What is needed: Pick out and copy every line below that has the word "Objective".

** START OF Supplied material **

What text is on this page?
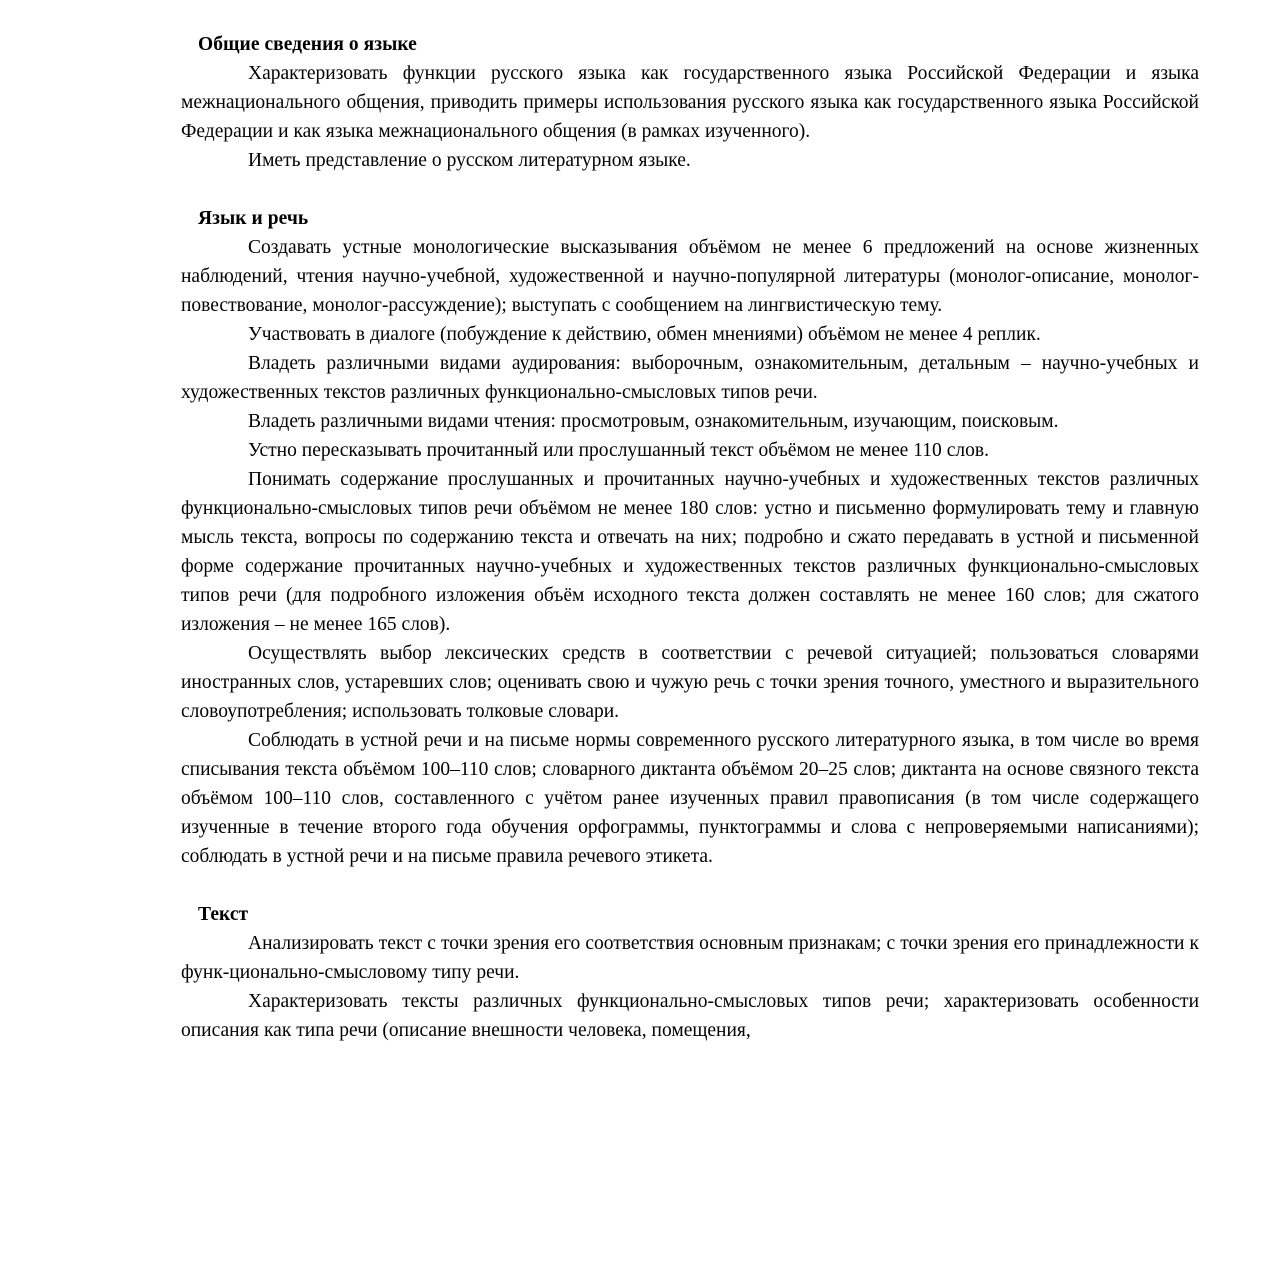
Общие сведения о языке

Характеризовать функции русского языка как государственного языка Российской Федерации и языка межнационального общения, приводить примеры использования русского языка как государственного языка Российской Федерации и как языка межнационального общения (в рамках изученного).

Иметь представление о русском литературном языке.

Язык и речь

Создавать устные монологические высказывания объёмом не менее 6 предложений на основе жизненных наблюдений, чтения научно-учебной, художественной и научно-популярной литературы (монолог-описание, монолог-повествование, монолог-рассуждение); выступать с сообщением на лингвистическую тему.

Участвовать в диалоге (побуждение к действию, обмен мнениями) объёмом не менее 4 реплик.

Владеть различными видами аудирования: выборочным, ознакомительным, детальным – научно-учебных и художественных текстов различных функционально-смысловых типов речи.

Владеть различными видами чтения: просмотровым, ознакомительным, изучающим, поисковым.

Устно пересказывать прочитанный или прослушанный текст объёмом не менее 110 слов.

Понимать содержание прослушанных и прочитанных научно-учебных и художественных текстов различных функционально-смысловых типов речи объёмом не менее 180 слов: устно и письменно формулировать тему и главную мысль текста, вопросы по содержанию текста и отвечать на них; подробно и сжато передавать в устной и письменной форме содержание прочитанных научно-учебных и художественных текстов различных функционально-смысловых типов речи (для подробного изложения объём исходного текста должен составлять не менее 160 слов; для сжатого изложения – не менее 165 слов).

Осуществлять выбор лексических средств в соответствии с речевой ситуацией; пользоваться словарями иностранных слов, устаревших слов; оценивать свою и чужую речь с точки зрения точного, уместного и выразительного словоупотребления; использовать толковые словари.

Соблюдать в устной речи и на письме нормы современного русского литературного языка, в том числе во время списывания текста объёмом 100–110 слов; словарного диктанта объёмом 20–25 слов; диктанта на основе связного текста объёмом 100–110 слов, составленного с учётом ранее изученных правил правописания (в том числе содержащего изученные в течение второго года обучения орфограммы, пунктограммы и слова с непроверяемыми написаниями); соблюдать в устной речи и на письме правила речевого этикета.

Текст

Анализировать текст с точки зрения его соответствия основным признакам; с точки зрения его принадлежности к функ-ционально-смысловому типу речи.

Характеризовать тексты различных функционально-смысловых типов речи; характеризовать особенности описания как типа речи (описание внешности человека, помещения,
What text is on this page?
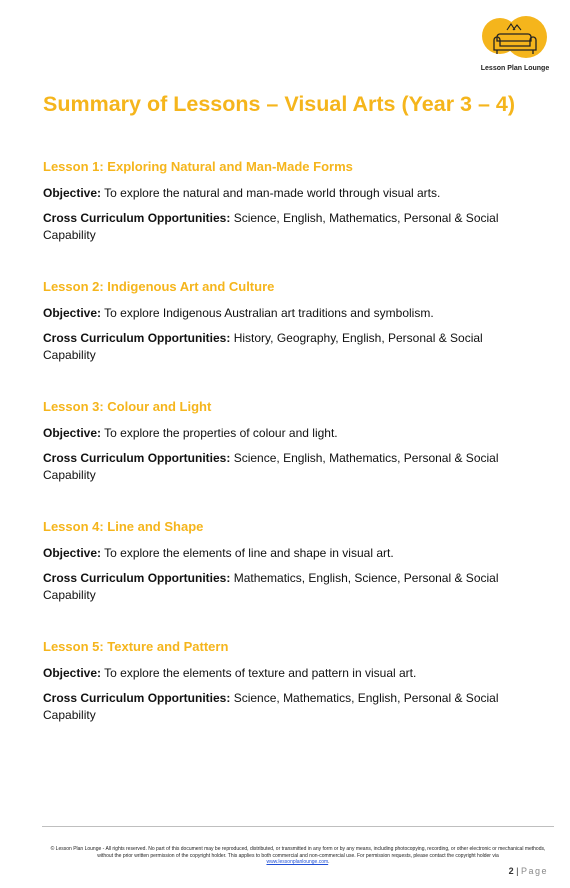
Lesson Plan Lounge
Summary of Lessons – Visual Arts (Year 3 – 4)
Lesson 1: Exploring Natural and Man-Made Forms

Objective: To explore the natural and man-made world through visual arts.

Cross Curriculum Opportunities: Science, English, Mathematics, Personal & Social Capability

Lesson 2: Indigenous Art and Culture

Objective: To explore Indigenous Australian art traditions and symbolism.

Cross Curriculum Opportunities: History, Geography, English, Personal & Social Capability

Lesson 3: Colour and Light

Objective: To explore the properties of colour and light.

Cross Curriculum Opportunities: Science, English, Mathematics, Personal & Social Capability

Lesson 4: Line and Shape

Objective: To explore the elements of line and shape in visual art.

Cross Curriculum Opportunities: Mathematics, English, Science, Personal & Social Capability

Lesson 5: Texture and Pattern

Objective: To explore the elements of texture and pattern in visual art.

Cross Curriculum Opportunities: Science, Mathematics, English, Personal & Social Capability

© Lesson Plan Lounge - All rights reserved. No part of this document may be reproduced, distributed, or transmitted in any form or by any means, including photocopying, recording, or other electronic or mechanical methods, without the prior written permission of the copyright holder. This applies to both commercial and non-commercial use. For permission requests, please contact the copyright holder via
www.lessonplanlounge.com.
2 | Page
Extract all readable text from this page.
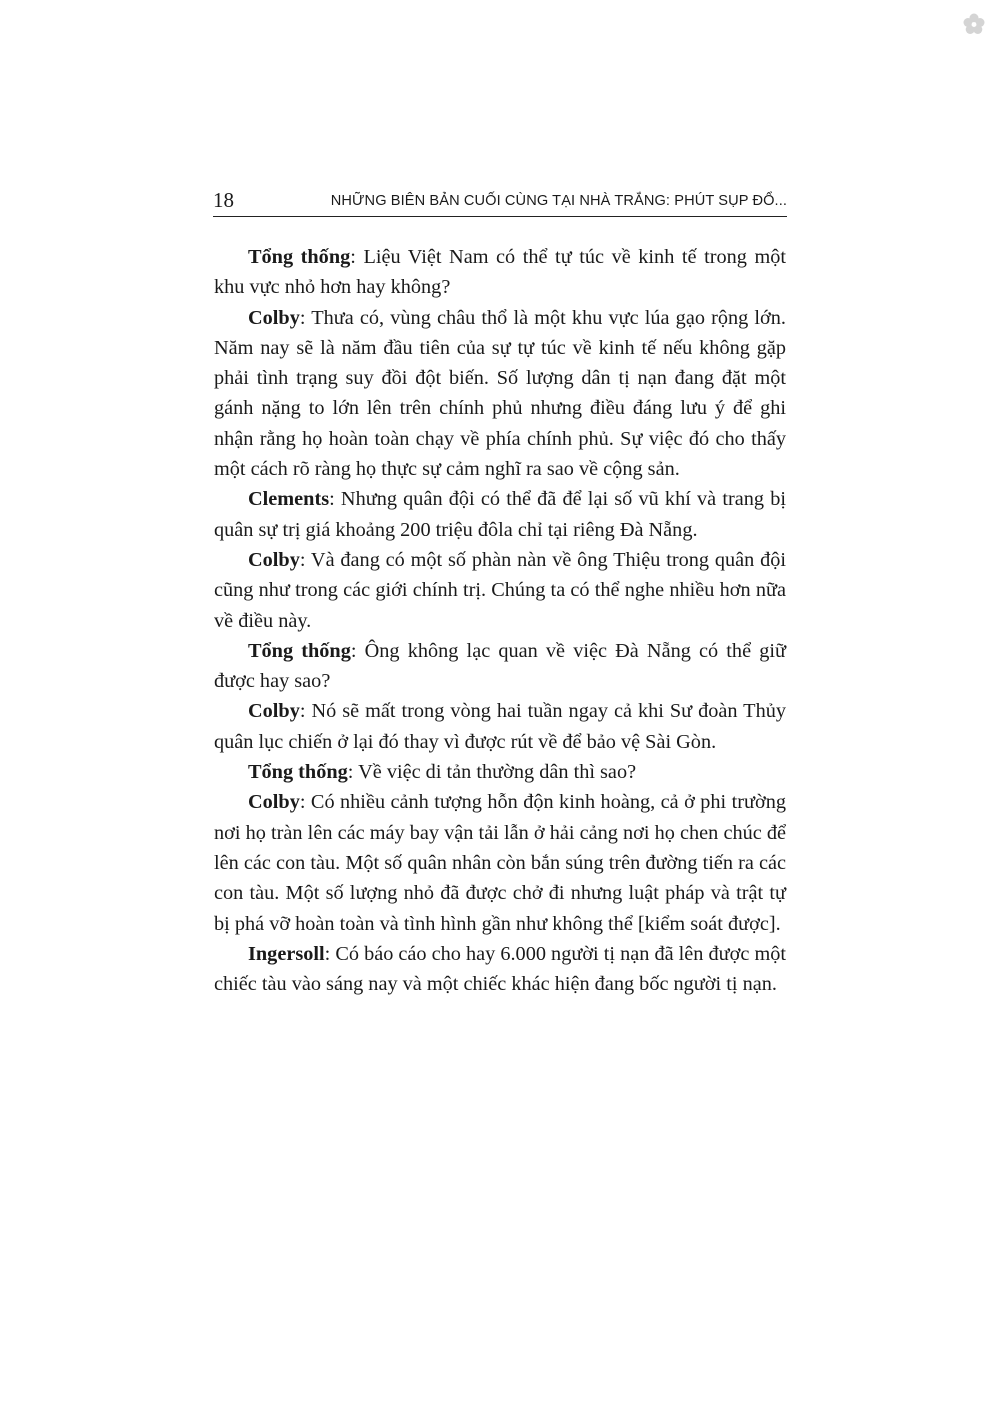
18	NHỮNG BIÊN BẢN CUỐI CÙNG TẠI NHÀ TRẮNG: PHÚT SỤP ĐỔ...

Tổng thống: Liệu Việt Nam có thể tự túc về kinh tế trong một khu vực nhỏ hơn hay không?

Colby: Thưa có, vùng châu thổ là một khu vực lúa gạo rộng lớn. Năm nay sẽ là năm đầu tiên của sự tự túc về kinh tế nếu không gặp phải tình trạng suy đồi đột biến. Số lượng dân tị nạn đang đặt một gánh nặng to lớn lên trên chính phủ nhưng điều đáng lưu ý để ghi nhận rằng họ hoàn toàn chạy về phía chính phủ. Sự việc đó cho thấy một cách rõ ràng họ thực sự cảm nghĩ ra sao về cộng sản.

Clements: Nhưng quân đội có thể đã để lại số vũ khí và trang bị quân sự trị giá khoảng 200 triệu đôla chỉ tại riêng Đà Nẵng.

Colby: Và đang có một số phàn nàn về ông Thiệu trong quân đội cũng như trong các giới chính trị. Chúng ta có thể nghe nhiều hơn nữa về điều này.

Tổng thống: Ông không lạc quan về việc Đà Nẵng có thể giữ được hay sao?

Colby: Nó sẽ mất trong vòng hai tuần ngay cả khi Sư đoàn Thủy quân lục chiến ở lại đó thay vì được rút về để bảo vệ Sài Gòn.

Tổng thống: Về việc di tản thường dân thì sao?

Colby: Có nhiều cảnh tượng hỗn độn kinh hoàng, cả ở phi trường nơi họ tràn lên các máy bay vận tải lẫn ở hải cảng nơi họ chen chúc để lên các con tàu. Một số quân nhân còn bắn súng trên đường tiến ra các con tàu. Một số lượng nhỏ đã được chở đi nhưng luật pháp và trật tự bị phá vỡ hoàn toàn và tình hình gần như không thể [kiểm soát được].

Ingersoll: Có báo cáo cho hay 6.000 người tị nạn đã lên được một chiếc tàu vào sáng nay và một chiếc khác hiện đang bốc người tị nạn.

** END OF Supplied material **

Finished task:
Objective: To explore the natural and man-made world through visual arts.
Objective: To explore Indigenous Australian art traditions and symbolism.
Objective: To explore the properties of colour and light.
Objective: To explore the elements of line and shape in visual art.
Objective: To explore the elements of texture and pattern in visual art.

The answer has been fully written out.